■ **Exercise task**: Collect the lines of the entries where "this" shows up.

Lines of data
>>>>

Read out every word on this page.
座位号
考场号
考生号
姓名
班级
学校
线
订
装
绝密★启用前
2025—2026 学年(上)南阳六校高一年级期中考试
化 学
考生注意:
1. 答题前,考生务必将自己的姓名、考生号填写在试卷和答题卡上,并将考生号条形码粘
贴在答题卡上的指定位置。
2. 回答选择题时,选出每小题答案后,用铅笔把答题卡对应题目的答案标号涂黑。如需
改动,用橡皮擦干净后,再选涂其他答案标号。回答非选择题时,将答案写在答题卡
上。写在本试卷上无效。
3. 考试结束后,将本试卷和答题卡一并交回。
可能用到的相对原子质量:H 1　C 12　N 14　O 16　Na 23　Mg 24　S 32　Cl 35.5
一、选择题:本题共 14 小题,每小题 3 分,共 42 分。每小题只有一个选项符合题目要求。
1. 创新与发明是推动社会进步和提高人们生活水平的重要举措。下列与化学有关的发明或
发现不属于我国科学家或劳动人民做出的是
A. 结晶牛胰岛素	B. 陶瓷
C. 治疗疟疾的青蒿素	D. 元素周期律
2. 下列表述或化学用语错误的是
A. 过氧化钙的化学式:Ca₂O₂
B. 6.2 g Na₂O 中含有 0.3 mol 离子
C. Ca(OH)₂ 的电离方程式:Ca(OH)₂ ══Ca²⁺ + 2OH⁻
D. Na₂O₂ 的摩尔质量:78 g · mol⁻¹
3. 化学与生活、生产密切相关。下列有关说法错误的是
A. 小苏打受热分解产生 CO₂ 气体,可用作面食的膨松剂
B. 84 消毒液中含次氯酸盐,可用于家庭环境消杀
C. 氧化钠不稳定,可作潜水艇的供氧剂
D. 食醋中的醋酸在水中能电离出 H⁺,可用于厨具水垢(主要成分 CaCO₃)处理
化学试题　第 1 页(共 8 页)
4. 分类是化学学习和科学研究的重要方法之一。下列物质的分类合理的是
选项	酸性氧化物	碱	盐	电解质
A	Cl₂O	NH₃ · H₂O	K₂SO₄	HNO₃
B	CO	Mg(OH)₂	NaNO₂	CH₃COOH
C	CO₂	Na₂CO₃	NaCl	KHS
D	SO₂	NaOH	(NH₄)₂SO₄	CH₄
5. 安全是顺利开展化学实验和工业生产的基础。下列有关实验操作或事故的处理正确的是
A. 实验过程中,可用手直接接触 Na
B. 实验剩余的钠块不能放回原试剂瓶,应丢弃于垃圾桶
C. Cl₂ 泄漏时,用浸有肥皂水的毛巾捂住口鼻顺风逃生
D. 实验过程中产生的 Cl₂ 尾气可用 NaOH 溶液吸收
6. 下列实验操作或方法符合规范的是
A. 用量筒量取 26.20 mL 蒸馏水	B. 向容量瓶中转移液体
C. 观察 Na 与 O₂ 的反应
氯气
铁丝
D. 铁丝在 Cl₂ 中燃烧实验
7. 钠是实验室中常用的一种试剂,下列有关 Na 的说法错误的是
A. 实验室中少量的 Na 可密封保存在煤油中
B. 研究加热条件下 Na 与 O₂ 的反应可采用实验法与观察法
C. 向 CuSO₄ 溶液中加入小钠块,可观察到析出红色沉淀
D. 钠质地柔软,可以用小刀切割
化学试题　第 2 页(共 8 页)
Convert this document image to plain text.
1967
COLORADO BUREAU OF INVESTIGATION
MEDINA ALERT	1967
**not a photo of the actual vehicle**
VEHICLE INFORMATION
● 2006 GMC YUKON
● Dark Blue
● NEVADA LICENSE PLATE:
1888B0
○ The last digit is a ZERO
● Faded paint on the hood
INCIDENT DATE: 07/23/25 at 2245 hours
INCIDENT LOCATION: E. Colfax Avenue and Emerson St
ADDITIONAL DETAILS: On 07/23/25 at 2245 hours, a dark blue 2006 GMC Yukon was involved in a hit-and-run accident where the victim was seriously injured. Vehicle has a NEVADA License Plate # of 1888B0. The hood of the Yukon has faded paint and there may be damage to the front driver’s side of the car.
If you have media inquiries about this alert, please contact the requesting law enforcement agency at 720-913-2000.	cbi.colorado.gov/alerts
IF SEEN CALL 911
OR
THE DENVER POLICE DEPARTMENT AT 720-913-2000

<<<<

■ **Expected answer**:
Read out every word on this page.
Convert this document image to plain text.
If you have media inquiries about this alert, please contact the requesting law enforcement agency at 720-913-2000.	cbi.colorado.gov/alerts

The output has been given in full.